* **TASK**
Copy every record below exactly.
** start **
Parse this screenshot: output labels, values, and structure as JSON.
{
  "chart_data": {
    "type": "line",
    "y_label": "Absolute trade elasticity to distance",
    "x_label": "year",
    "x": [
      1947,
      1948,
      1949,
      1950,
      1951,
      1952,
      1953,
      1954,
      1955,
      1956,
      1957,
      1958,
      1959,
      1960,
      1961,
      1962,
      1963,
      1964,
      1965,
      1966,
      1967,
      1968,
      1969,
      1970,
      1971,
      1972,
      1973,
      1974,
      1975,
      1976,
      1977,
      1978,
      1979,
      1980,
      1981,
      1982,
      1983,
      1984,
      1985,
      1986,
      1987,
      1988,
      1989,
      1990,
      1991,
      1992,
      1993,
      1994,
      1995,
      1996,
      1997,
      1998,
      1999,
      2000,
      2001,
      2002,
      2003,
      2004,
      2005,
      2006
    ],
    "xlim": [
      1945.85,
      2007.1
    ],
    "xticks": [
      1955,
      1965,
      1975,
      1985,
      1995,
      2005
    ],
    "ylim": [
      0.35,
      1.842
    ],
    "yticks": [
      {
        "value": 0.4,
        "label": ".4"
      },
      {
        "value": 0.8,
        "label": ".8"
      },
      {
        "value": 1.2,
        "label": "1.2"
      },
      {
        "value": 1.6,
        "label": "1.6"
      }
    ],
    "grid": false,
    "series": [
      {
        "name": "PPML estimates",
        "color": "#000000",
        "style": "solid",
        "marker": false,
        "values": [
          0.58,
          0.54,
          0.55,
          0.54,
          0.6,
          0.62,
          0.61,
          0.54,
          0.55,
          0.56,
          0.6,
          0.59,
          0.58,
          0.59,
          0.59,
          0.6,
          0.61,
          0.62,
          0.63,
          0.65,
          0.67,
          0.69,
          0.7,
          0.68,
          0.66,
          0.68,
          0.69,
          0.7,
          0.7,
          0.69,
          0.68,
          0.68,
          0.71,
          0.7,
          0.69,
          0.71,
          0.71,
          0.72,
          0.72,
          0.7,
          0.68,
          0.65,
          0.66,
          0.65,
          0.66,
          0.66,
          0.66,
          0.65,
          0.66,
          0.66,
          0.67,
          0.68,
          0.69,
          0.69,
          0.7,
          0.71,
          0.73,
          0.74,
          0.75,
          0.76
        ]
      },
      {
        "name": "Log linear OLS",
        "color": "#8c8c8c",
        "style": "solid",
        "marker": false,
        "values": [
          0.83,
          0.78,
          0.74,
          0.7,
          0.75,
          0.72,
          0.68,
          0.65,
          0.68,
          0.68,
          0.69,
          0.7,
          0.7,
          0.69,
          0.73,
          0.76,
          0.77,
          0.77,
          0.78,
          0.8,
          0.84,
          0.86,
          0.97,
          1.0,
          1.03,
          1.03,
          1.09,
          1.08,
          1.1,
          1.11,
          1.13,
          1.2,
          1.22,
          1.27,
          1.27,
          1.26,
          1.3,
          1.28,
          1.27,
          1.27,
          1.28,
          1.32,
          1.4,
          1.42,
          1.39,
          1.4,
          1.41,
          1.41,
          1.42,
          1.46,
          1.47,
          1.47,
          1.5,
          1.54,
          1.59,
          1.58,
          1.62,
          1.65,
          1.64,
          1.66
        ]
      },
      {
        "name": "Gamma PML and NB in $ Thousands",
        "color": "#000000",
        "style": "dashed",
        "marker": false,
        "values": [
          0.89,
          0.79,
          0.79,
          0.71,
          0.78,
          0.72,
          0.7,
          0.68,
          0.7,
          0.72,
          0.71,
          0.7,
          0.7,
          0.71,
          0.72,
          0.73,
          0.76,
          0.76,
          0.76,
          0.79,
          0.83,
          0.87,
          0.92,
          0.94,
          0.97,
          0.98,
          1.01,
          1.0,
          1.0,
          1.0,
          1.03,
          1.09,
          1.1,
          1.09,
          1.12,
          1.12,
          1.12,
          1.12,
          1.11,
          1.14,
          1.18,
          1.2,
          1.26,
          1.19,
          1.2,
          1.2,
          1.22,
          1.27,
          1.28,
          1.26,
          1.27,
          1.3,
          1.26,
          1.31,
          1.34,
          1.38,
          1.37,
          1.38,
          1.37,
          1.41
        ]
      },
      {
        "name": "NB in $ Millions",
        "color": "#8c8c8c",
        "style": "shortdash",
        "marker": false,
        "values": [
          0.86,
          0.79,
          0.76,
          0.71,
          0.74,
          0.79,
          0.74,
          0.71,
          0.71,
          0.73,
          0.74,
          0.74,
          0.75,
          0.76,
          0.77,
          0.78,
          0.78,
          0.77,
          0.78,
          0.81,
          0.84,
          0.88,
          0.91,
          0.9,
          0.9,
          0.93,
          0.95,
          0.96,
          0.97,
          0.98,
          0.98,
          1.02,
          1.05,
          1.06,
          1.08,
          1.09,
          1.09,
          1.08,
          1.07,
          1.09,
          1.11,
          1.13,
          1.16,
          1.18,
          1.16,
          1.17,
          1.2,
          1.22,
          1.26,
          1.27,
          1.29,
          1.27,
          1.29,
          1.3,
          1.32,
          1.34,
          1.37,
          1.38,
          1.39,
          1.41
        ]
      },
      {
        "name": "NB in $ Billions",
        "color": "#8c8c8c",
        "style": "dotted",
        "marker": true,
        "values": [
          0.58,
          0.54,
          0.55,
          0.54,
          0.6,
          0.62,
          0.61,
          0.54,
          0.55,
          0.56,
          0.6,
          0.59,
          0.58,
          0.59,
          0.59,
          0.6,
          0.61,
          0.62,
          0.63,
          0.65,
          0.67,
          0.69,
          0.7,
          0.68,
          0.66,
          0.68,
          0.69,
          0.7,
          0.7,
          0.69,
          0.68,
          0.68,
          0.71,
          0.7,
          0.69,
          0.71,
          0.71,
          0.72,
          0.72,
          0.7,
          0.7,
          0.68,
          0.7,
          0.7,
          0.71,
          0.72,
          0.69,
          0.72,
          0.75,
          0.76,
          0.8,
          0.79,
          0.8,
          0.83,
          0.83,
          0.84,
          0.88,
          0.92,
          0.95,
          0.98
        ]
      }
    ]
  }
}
** end **
* **TASK OUTPUT**
Parse this screenshot: output labels, values, and structure as JSON.
{
  "chart_data": {
    "type": "line",
    "y_label": "Absolute trade elasticity to distance",
    "x_label": "year",
    "x": [
      1947,
      1948,
      1949,
      1950,
      1951,
      1952,
      1953,
      1954,
      1955,
      1956,
      1957,
      1958,
      1959,
      1960,
      1961,
      1962,
      1963,
      1964,
      1965,
      1966,
      1967,
      1968,
      1969,
      1970,
      1971,
      1972,
      1973,
      1974,
      1975,
      1976,
      1977,
      1978,
      1979,
      1980,
      1981,
      1982,
      1983,
      1984,
      1985,
      1986,
      1987,
      1988,
      1989,
      1990,
      1991,
      1992,
      1993,
      1994,
      1995,
      1996,
      1997,
      1998,
      1999,
      2000,
      2001,
      2002,
      2003,
      2004,
      2005,
      2006
    ],
    "xlim": [
      1945.85,
      2007.1
    ],
    "xticks": [
      1955,
      1965,
      1975,
      1985,
      1995,
      2005
    ],
    "ylim": [
      0.35,
      1.842
    ],
    "yticks": [
      {
        "value": 0.4,
        "label": ".4"
      },
      {
        "value": 0.8,
        "label": ".8"
      },
      {
        "value": 1.2,
        "label": "1.2"
      },
      {
        "value": 1.6,
        "label": "1.6"
      }
    ],
    "grid": false,
    "series": [
      {
        "name": "PPML estimates",
        "color": "#000000",
        "style": "solid",
        "marker": false,
        "values": [
          0.58,
          0.54,
          0.55,
          0.54,
          0.6,
          0.62,
          0.61,
          0.54,
          0.55,
          0.56,
          0.6,
          0.59,
          0.58,
          0.59,
          0.59,
          0.6,
          0.61,
          0.62,
          0.63,
          0.65,
          0.67,
          0.69,
          0.7,
          0.68,
          0.66,
          0.68,
          0.69,
          0.7,
          0.7,
          0.69,
          0.68,
          0.68,
          0.71,
          0.7,
          0.69,
          0.71,
          0.71,
          0.72,
          0.72,
          0.7,
          0.68,
          0.65,
          0.66,
          0.65,
          0.66,
          0.66,
          0.66,
          0.65,
          0.66,
          0.66,
          0.67,
          0.68,
          0.69,
          0.69,
          0.7,
          0.71,
          0.73,
          0.74,
          0.75,
          0.76
        ]
      },
      {
        "name": "Log linear OLS",
        "color": "#8c8c8c",
        "style": "solid",
        "marker": false,
        "values": [
          0.83,
          0.78,
          0.74,
          0.7,
          0.75,
          0.72,
          0.68,
          0.65,
          0.68,
          0.68,
          0.69,
          0.7,
          0.7,
          0.69,
          0.73,
          0.76,
          0.77,
          0.77,
          0.78,
          0.8,
          0.84,
          0.86,
          0.97,
          1.0,
          1.03,
          1.03,
          1.09,
          1.08,
          1.1,
          1.11,
          1.13,
          1.2,
          1.22,
          1.27,
          1.27,
          1.26,
          1.3,
          1.28,
          1.27,
          1.27,
          1.28,
          1.32,
          1.4,
          1.42,
          1.39,
          1.4,
          1.41,
          1.41,
          1.42,
          1.46,
          1.47,
          1.47,
          1.5,
          1.54,
          1.59,
          1.58,
          1.62,
          1.65,
          1.64,
          1.66
        ]
      },
      {
        "name": "Gamma PML and NB in $ Thousands",
        "color": "#000000",
        "style": "dashed",
        "marker": false,
        "values": [
          0.89,
          0.79,
          0.79,
          0.71,
          0.78,
          0.72,
          0.7,
          0.68,
          0.7,
          0.72,
          0.71,
          0.7,
          0.7,
          0.71,
          0.72,
          0.73,
          0.76,
          0.76,
          0.76,
          0.79,
          0.83,
          0.87,
          0.92,
          0.94,
          0.97,
          0.98,
          1.01,
          1.0,
          1.0,
          1.0,
          1.03,
          1.09,
          1.1,
          1.09,
          1.12,
          1.12,
          1.12,
          1.12,
          1.11,
          1.14,
          1.18,
          1.2,
          1.26,
          1.19,
          1.2,
          1.2,
          1.22,
          1.27,
          1.28,
          1.26,
          1.27,
          1.3,
          1.26,
          1.31,
          1.34,
          1.38,
          1.37,
          1.38,
          1.37,
          1.41
        ]
      },
      {
        "name": "NB in $ Millions",
        "color": "#8c8c8c",
        "style": "shortdash",
        "marker": false,
        "values": [
          0.86,
          0.79,
          0.76,
          0.71,
          0.74,
          0.79,
          0.74,
          0.71,
          0.71,
          0.73,
          0.74,
          0.74,
          0.75,
          0.76,
          0.77,
          0.78,
          0.78,
          0.77,
          0.78,
          0.81,
          0.84,
          0.88,
          0.91,
          0.9,
          0.9,
          0.93,
          0.95,
          0.96,
          0.97,
          0.98,
          0.98,
          1.02,
          1.05,
          1.06,
          1.08,
          1.09,
          1.09,
          1.08,
          1.07,
          1.09,
          1.11,
          1.13,
          1.16,
          1.18,
          1.16,
          1.17,
          1.2,
          1.22,
          1.26,
          1.27,
          1.29,
          1.27,
          1.29,
          1.3,
          1.32,
          1.34,
          1.37,
          1.38,
          1.39,
          1.41
        ]
      },
      {
        "name": "NB in $ Billions",
        "color": "#8c8c8c",
        "style": "dotted",
        "marker": true,
        "values": [
          0.58,
          0.54,
          0.55,
          0.54,
          0.6,
          0.62,
          0.61,
          0.54,
          0.55,
          0.56,
          0.6,
          0.59,
          0.58,
          0.59,
          0.59,
          0.6,
          0.61,
          0.62,
          0.63,
          0.65,
          0.67,
          0.69,
          0.7,
          0.68,
          0.66,
          0.68,
          0.69,
          0.7,
          0.7,
          0.69,
          0.68,
          0.68,
          0.71,
          0.7,
          0.69,
          0.71,
          0.71,
          0.72,
          0.72,
          0.7,
          0.7,
          0.68,
          0.7,
          0.7,
          0.71,
          0.72,
          0.69,
          0.72,
          0.75,
          0.76,
          0.8,
          0.79,
          0.8,
          0.83,
          0.83,
          0.84,
          0.88,
          0.92,
          0.95,
          0.98
        ]
      }
    ]
  }
}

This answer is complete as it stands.